__WRITTEN EXERCISE__.
Pull out every line below that contains the word "Tindak".

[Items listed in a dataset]
* * * * * * * * *
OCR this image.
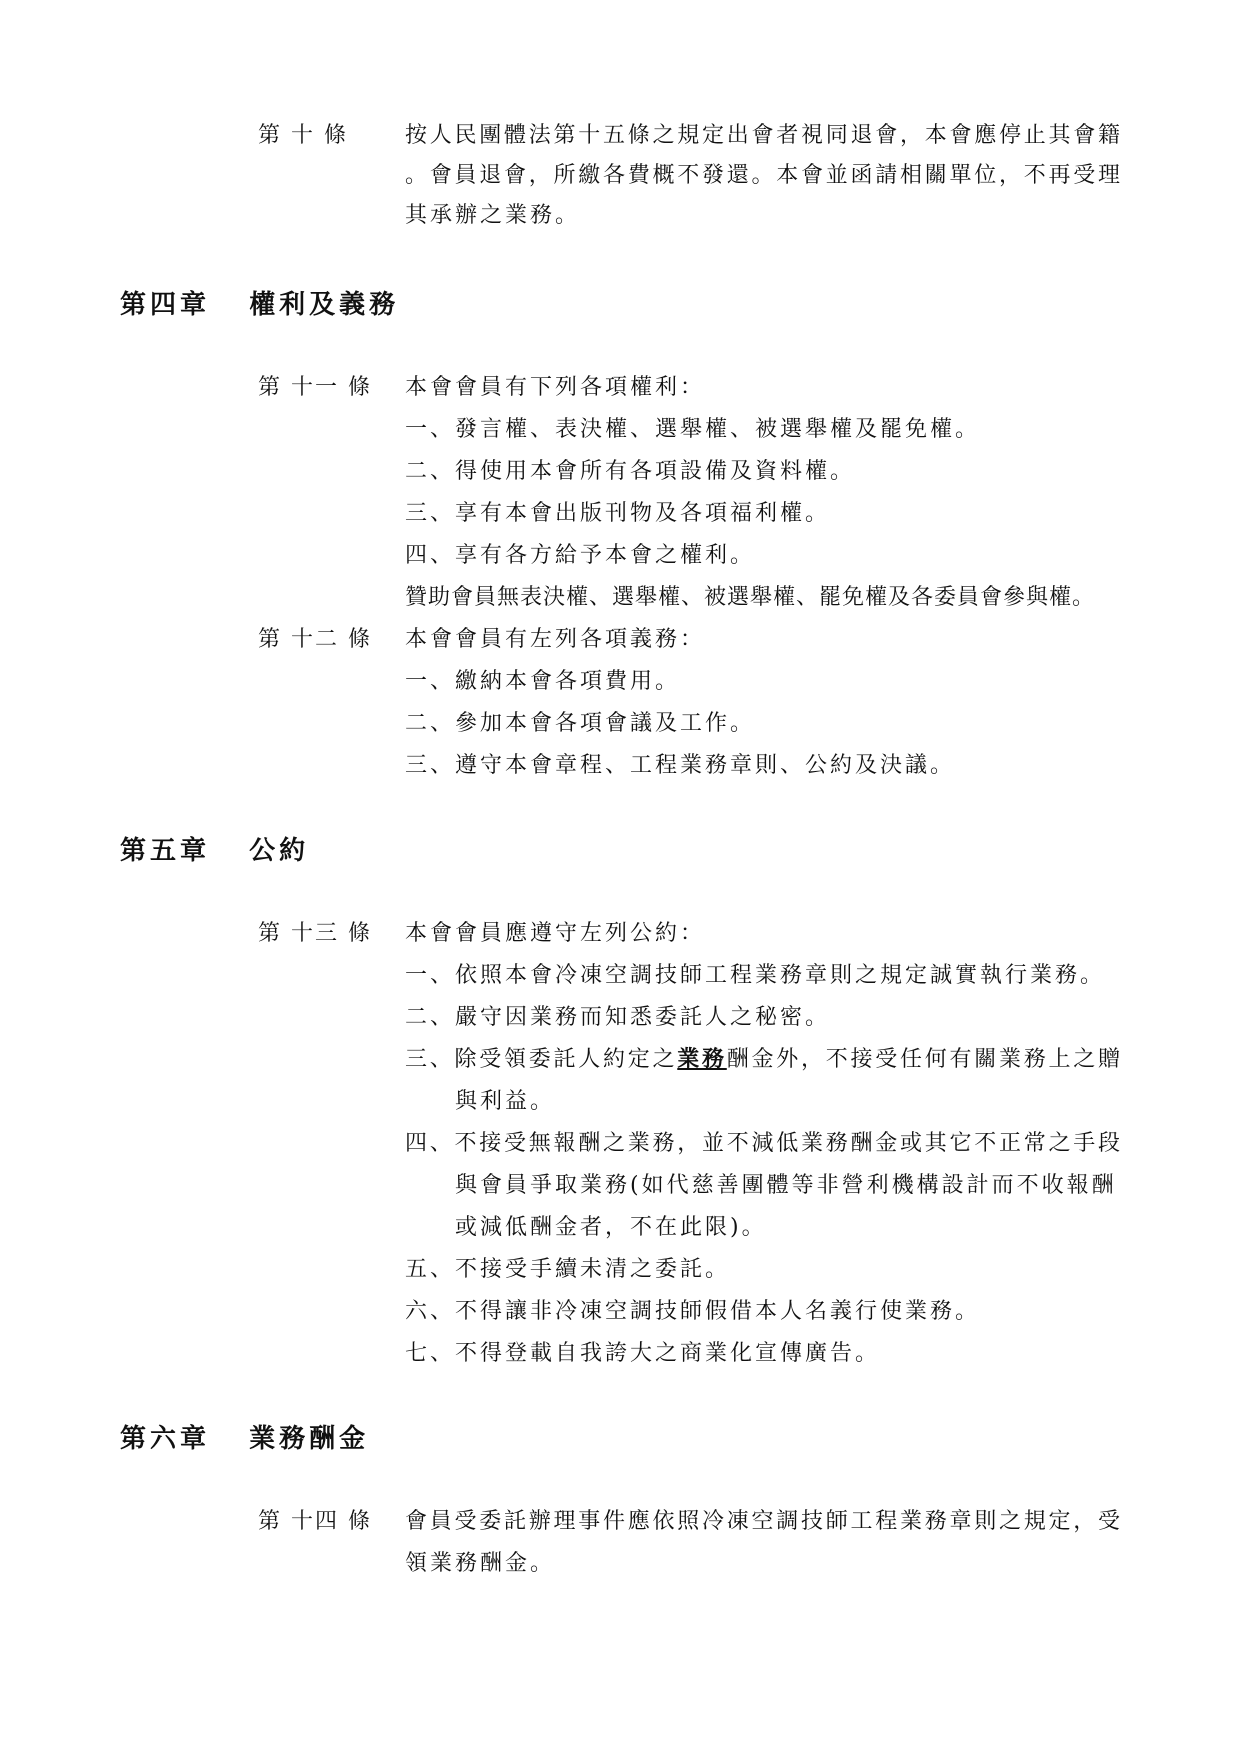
第 十 條	按人民團體法第十五條之規定出會者視同退會，本會應停止其會籍
。會員退會，所繳各費概不發還。本會並函請相關單位，不再受理
其承辦之業務。
第四章   權利及義務
第 十一 條 本會會員有下列各項權利：
一、發言權、表決權、選舉權、被選舉權及罷免權。
二、得使用本會所有各項設備及資料權。
三、享有本會出版刊物及各項福利權。
四、享有各方給予本會之權利。
贊助會員無表決權、選舉權、被選舉權、罷免權及各委員會參與權。
第 十二 條 本會會員有左列各項義務：
一、繳納本會各項費用。
二、參加本會各項會議及工作。
三、遵守本會章程、工程業務章則、公約及決議。
第五章   公約
第 十三 條 本會會員應遵守左列公約：
一、依照本會冷凍空調技師工程業務章則之規定誠實執行業務。
二、嚴守因業務而知悉委託人之秘密。
三、除受領委託人約定之業務酬金外，不接受任何有關業務上之贈
與利益。
四、不接受無報酬之業務，並不減低業務酬金或其它不正常之手段
與會員爭取業務(如代慈善團體等非營利機構設計而不收報酬
或減低酬金者，不在此限)。
五、不接受手續未清之委託。
六、不得讓非冷凍空調技師假借本人名義行使業務。
七、不得登載自我誇大之商業化宣傳廣告。
第六章   業務酬金
第 十四 條 會員受委託辦理事件應依照冷凍空調技師工程業務章則之規定，受
領業務酬金。
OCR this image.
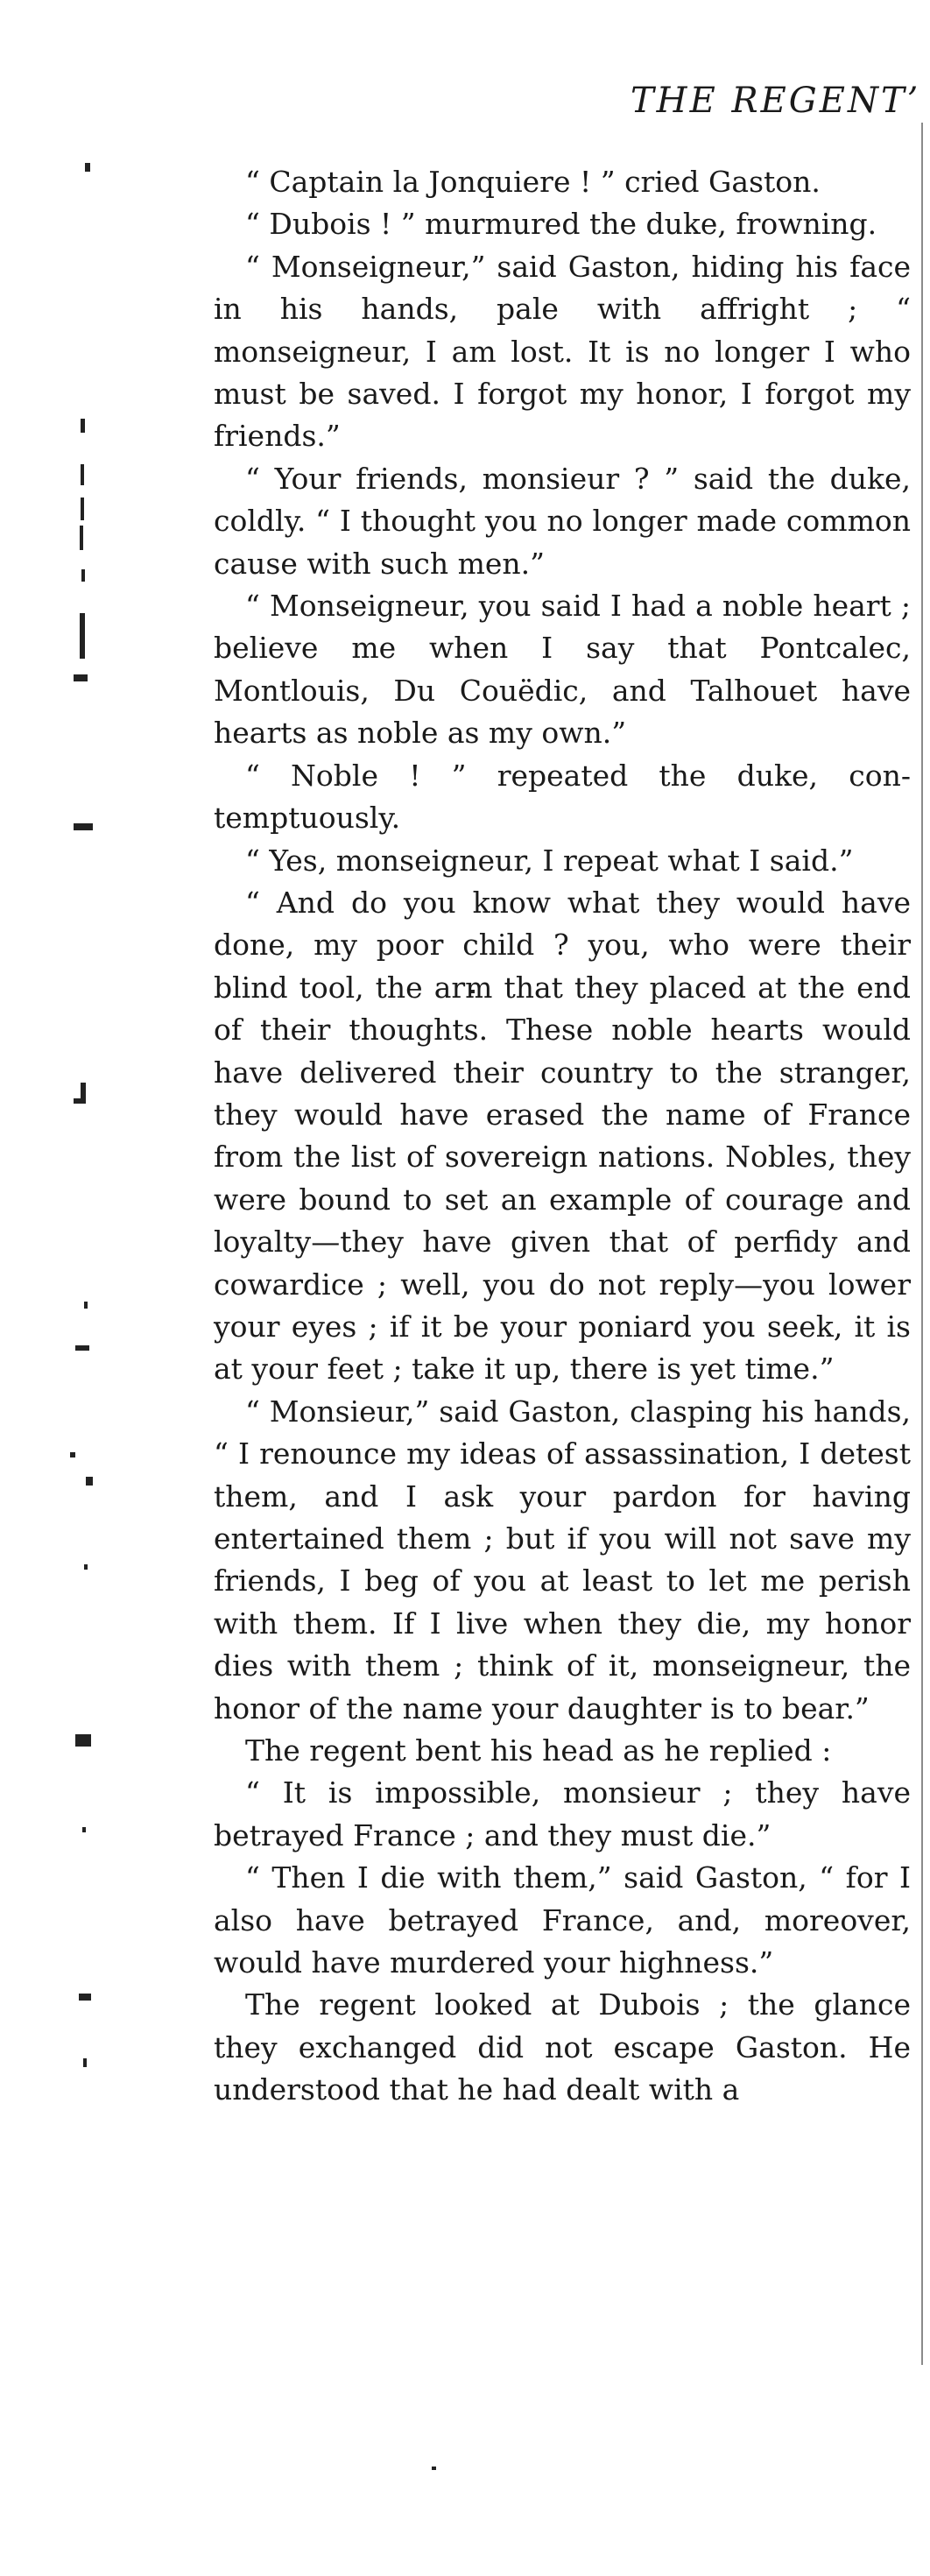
THE REGENT’

“ Captain la Jonquiere ! ” cried Gaston.

“ Dubois ! ” murmured the duke, frowning.

“ Monseigneur,” said Gaston, hiding his face in his hands, pale with affright ; “ monseigneur, I am lost. It is no longer I who must be saved. I forgot my honor, I forgot my friends.”

“ Your friends, monsieur ? ” said the duke, coldly. “ I thought you no longer made common cause with such men.”

“ Monseigneur, you said I had a noble heart ; believe me when I say that Pontcalec, Montlouis, Du Couëdic, and Talhouet have hearts as noble as my own.”

“ Noble ! ” repeated the duke, contemptuously.

“ Yes, monseigneur, I repeat what I said.”

“ And do you know what they would have done, my poor child ? you, who were their blind tool, the arm that they placed at the end of their thoughts. These noble hearts would have delivered their country to the stranger, they would have erased the name of France from the list of sovereign nations. Nobles, they were bound to set an example of courage and loyalty—they have given that of perfidy and cowardice ; well, you do not reply—you lower your eyes ; if it be your poniard you seek, it is at your feet ; take it up, there is yet time.”

“ Monsieur,” said Gaston, clasping his hands, “ I renounce my ideas of assassination, I detest them, and I ask your pardon for having entertained them ; but if you will not save my friends, I beg of you at least to let me perish with them. If I live when they die, my honor dies with them ; think of it, monseigneur, the honor of the name your daughter is to bear.”

The regent bent his head as he replied :

“ It is impossible, monsieur ; they have betrayed France ; and they must die.”

“ Then I die with them,” said Gaston, “ for I also have betrayed France, and, moreover, would have murdered your highness.”

The regent looked at Dubois ; the glance they exchanged did not escape Gaston. He understood that he had dealt with a
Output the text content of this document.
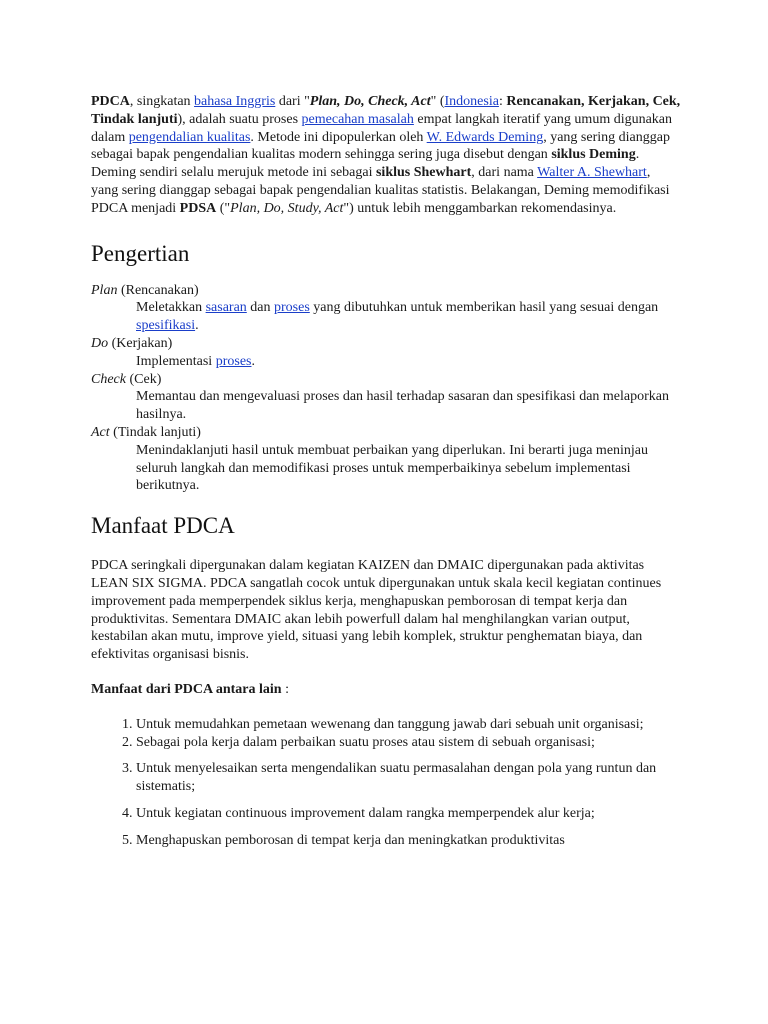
PDCA, singkatan bahasa Inggris dari "Plan, Do, Check, Act" (Indonesia: Rencanakan, Kerjakan, Cek, Tindak lanjuti), adalah suatu proses pemecahan masalah empat langkah iteratif yang umum digunakan dalam pengendalian kualitas. Metode ini dipopulerkan oleh W. Edwards Deming, yang sering dianggap sebagai bapak pengendalian kualitas modern sehingga sering juga disebut dengan siklus Deming. Deming sendiri selalu merujuk metode ini sebagai siklus Shewhart, dari nama Walter A. Shewhart, yang sering dianggap sebagai bapak pengendalian kualitas statistis. Belakangan, Deming memodifikasi PDCA menjadi PDSA ("Plan, Do, Study, Act") untuk lebih menggambarkan rekomendasinya.

Pengertian
Plan (Rencanakan)
Meletakkan sasaran dan proses yang dibutuhkan untuk memberikan hasil yang sesuai dengan spesifikasi.
Do (Kerjakan)
Implementasi proses.
Check (Cek)
Memantau dan mengevaluasi proses dan hasil terhadap sasaran dan spesifikasi dan melaporkan hasilnya.
Act (Tindak lanjuti)
Menindaklanjuti hasil untuk membuat perbaikan yang diperlukan. Ini berarti juga meninjau seluruh langkah dan memodifikasi proses untuk memperbaikinya sebelum implementasi berikutnya.
Manfaat PDCA

PDCA seringkali dipergunakan dalam kegiatan KAIZEN dan DMAIC dipergunakan pada aktivitas LEAN SIX SIGMA. PDCA sangatlah cocok untuk dipergunakan untuk skala kecil kegiatan continues improvement pada memperpendek siklus kerja, menghapuskan pemborosan di tempat kerja dan produktivitas. Sementara DMAIC akan lebih powerfull dalam hal menghilangkan varian output, kestabilan akan mutu, improve yield, situasi yang lebih komplek, struktur penghematan biaya, dan efektivitas organisasi bisnis.

Manfaat dari PDCA antara lain :

1. Untuk memudahkan pemetaan wewenang dan tanggung jawab dari sebuah unit organisasi;
2. Sebagai pola kerja dalam perbaikan suatu proses atau sistem di sebuah organisasi;
3. Untuk menyelesaikan serta mengendalikan suatu permasalahan dengan pola yang runtun dan sistematis;
4. Untuk kegiatan continuous improvement dalam rangka memperpendek alur kerja;
5. Menghapuskan pemborosan di tempat kerja dan meningkatkan produktivitas
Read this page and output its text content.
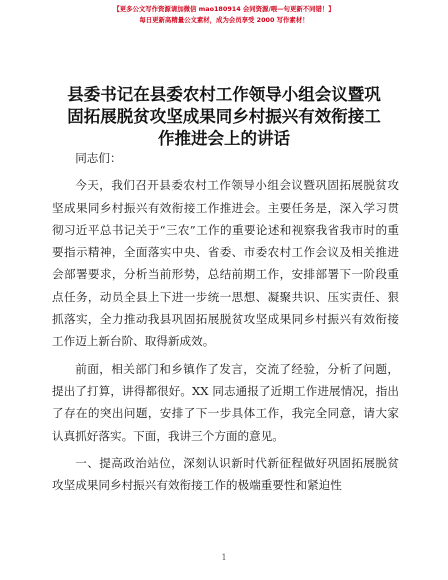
【更多公文写作资源请加微信 mao180914 会同资源/喂—句更新不同错！】
每日更新高精量公文素材，成为会员享受 2000 写作素材！
县委书记在县委农村工作领导小组会议暨巩固拓展脱贫攻坚成果同乡村振兴有效衔接工作推进会上的讲话

同志们：

今天，我们召开县委农村工作领导小组会议暨巩固拓展脱贫攻坚成果同乡村振兴有效衔接工作推进会。主要任务是，深入学习贯彻习近平总书记关于“三农”工作的重要论述和视察我省我市时的重要指示精神，全面落实中央、省委、市委农村工作会议及相关推进会部署要求，分析当前形势，总结前期工作，安排部署下一阶段重点任务，动员全县上下进一步统一思想、凝聚共识、压实责任、狠抓落实，全力推动我县巩固拓展脱贫攻坚成果同乡村振兴有效衔接工作迈上新台阶、取得新成效。

前面，相关部门和乡镇作了发言，交流了经验，分析了问题，提出了打算，讲得都很好。XX 同志通报了近期工作进展情况，指出了存在的突出问题，安排了下一步具体工作，我完全同意，请大家认真抓好落实。下面，我讲三个方面的意见。

一、提高政治站位，深刻认识新时代新征程做好巩固拓展脱贫攻坚成果同乡村振兴有效衔接工作的极端重要性和紧迫性

1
* * * * * * * * *
__EXERCISE RESPONSE__.
PDCA, singkatan bahasa Inggris dari "Plan, Do, Check, Act" (Indonesia: Rencanakan, Kerjakan, Cek, Tindak lanjuti), adalah suatu proses pemecahan masalah empat langkah iteratif yang umum digunakan dalam pengendalian kualitas. Metode ini dipopulerkan oleh W. Edwards Deming, yang sering dianggap sebagai bapak pengendalian kualitas modern sehingga sering juga disebut dengan siklus Deming. Deming sendiri selalu merujuk metode ini sebagai siklus Shewhart, dari nama Walter A. Shewhart, yang sering dianggap sebagai bapak pengendalian kualitas statistis. Belakangan, Deming memodifikasi PDCA menjadi PDSA ("Plan, Do, Study, Act") untuk lebih menggambarkan rekomendasinya.
Act (Tindak lanjuti)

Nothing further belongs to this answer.